▶ **Task**
Copy out each line below that has the word "title" in it.

▶ **Rows**
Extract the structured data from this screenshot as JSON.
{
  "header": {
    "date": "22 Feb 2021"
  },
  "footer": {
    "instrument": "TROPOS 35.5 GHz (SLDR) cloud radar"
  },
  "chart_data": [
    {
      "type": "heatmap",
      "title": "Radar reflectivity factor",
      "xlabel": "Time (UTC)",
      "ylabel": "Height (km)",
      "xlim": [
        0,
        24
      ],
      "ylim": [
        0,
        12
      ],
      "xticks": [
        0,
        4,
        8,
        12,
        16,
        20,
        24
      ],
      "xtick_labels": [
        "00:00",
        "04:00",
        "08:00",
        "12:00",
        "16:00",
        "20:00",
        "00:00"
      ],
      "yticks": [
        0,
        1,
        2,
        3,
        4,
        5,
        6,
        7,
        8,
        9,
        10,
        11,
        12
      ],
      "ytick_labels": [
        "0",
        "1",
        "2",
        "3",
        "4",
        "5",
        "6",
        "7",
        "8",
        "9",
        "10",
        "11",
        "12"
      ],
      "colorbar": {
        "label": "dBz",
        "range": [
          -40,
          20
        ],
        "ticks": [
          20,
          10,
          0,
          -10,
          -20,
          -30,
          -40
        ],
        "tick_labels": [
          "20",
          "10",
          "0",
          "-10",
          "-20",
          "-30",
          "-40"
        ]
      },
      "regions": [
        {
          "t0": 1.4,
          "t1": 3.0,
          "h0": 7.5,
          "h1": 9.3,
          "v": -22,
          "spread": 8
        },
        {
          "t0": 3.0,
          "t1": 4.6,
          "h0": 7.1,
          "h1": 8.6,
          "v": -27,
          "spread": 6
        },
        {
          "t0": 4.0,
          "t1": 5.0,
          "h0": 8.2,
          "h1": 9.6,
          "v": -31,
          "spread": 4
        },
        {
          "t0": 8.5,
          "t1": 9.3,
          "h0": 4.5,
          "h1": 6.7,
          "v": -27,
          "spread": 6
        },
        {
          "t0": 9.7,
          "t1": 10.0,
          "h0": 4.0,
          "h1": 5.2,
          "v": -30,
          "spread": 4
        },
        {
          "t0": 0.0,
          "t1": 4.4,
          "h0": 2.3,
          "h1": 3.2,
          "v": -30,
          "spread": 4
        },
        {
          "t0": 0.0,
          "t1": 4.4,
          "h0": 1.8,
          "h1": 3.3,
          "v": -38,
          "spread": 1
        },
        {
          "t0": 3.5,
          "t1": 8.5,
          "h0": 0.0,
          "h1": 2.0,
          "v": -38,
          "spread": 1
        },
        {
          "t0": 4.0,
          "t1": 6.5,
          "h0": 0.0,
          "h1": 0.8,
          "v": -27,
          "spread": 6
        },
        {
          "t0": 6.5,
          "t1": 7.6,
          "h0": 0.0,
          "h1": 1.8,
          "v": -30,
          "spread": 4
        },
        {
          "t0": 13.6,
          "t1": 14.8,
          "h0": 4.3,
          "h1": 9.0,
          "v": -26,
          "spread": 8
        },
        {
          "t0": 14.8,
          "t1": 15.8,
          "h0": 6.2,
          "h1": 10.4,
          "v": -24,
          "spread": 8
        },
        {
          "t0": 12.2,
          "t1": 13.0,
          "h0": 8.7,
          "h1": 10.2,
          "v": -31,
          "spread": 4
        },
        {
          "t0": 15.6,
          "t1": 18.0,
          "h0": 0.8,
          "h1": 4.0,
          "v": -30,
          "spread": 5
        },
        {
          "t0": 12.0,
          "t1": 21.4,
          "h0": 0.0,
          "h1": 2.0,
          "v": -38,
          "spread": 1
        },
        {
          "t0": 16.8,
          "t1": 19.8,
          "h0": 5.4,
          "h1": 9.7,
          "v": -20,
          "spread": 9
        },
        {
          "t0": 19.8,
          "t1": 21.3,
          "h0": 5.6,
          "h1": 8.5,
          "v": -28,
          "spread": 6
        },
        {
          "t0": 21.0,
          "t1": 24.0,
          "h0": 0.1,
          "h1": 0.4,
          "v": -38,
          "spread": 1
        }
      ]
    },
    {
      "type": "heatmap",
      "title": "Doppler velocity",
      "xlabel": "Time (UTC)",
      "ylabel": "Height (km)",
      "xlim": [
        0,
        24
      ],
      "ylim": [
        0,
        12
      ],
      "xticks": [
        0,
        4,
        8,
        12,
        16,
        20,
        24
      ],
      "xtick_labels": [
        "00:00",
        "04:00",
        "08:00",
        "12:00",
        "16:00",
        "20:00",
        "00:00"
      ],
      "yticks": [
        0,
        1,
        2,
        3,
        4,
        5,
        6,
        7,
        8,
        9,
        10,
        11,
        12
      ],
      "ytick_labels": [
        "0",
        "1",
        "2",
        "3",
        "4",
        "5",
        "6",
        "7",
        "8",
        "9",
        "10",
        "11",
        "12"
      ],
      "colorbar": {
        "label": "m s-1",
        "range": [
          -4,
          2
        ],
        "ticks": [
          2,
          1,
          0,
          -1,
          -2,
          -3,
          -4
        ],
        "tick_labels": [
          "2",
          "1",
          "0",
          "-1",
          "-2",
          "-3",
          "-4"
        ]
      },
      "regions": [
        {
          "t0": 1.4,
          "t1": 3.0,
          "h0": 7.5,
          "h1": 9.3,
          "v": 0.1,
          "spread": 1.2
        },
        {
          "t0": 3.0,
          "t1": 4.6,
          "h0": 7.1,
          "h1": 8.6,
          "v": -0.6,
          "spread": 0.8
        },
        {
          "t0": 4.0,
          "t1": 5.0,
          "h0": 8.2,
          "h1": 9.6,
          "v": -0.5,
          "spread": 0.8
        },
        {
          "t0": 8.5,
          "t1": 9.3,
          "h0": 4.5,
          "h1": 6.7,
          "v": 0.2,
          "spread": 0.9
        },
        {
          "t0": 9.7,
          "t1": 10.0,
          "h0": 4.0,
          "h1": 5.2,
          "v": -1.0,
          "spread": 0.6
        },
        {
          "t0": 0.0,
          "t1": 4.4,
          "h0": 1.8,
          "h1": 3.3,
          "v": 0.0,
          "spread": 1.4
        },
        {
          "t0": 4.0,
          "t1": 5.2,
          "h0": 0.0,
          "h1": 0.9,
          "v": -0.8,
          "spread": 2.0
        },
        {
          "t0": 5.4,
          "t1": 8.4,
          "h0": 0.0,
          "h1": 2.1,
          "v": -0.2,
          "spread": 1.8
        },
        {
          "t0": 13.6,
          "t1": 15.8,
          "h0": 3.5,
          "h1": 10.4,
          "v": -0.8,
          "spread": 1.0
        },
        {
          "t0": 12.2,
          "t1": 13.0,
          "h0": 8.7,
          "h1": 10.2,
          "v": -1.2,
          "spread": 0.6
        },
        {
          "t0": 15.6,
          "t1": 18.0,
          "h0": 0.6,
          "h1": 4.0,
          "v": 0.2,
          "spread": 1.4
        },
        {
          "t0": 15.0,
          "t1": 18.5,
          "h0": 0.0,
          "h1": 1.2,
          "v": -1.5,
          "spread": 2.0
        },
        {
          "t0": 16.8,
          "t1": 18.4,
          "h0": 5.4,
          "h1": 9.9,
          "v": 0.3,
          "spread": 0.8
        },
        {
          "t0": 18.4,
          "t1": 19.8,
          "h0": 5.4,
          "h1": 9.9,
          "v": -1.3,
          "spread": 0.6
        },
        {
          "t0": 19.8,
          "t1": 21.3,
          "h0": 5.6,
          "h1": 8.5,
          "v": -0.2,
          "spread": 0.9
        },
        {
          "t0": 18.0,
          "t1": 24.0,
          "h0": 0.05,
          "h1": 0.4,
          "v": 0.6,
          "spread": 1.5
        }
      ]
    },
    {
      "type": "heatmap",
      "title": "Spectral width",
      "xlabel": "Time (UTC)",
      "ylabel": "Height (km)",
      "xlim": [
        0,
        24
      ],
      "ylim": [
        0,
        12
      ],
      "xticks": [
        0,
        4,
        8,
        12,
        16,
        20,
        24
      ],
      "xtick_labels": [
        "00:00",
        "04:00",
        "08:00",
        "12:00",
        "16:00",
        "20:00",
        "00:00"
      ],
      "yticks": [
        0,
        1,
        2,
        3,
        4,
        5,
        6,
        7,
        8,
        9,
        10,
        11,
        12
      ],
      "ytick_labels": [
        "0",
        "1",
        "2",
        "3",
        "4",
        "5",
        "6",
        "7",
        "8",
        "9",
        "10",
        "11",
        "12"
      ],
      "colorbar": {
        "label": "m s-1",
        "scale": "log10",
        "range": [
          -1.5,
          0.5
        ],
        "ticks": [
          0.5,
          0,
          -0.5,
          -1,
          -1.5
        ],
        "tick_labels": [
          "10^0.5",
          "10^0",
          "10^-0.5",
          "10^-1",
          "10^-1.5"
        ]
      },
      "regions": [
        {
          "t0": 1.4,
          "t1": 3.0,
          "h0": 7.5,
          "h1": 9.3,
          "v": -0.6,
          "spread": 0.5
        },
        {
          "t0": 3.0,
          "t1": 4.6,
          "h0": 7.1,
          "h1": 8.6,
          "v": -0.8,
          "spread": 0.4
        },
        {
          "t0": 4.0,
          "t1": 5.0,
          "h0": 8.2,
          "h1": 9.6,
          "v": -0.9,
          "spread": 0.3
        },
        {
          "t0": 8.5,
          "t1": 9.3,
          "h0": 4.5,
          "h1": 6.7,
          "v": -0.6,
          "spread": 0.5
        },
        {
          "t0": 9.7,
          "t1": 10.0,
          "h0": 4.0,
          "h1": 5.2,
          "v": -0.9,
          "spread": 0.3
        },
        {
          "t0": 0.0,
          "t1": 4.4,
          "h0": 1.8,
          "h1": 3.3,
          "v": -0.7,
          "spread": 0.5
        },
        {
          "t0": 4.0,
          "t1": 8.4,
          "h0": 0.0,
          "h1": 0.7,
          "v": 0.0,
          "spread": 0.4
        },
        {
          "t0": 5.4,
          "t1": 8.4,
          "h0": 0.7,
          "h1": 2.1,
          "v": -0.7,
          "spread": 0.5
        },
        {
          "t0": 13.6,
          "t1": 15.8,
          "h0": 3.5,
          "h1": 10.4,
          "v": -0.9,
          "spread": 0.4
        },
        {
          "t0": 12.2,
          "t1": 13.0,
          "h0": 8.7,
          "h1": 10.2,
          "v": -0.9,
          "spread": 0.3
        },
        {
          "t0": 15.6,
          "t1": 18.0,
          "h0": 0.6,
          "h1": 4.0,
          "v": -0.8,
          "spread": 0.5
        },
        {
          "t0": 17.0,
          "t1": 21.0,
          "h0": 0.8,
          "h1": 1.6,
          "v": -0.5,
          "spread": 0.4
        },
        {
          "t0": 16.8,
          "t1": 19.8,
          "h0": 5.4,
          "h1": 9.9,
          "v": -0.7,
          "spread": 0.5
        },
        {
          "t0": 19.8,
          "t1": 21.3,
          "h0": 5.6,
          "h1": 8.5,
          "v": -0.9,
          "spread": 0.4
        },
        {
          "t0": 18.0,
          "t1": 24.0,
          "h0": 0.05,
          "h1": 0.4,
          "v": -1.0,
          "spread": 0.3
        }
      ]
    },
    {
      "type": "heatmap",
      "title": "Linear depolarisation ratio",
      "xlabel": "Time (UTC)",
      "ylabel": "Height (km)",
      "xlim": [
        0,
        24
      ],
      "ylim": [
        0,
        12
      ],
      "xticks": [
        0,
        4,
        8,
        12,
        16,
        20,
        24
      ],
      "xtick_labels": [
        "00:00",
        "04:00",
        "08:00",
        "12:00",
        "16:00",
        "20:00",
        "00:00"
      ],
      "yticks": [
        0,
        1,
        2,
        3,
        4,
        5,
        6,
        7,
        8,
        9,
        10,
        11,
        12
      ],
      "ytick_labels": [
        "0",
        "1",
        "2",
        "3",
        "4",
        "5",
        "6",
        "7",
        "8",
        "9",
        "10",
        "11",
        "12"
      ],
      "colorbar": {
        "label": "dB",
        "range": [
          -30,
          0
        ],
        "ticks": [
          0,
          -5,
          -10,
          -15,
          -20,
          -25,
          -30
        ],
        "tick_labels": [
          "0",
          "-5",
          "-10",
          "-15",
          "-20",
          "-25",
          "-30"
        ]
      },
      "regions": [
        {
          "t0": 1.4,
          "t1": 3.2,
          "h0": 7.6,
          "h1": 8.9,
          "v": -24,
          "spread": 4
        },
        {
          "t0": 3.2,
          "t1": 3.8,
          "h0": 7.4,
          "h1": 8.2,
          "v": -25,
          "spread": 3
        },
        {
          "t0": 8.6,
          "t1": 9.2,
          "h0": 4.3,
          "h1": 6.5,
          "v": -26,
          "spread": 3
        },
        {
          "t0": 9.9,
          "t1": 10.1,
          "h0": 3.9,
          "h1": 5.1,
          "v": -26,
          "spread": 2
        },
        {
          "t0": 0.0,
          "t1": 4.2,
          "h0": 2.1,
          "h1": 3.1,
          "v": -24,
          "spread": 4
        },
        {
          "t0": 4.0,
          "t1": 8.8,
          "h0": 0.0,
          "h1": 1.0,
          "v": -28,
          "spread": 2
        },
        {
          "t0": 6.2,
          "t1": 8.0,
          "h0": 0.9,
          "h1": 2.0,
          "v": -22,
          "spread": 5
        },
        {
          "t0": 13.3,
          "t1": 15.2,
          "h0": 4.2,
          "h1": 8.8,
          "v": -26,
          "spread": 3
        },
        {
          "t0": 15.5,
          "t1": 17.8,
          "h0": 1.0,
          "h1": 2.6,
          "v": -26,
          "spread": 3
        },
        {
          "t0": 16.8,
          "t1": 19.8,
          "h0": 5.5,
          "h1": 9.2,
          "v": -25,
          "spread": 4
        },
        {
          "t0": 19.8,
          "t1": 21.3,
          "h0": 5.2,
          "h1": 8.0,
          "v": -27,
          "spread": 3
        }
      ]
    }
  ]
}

▶ **Reply to the task**
      "title": "Radar reflectivity factor",
      "title": "Doppler velocity",
      "title": "Spectral width",
      "title": "Linear depolarisation ratio",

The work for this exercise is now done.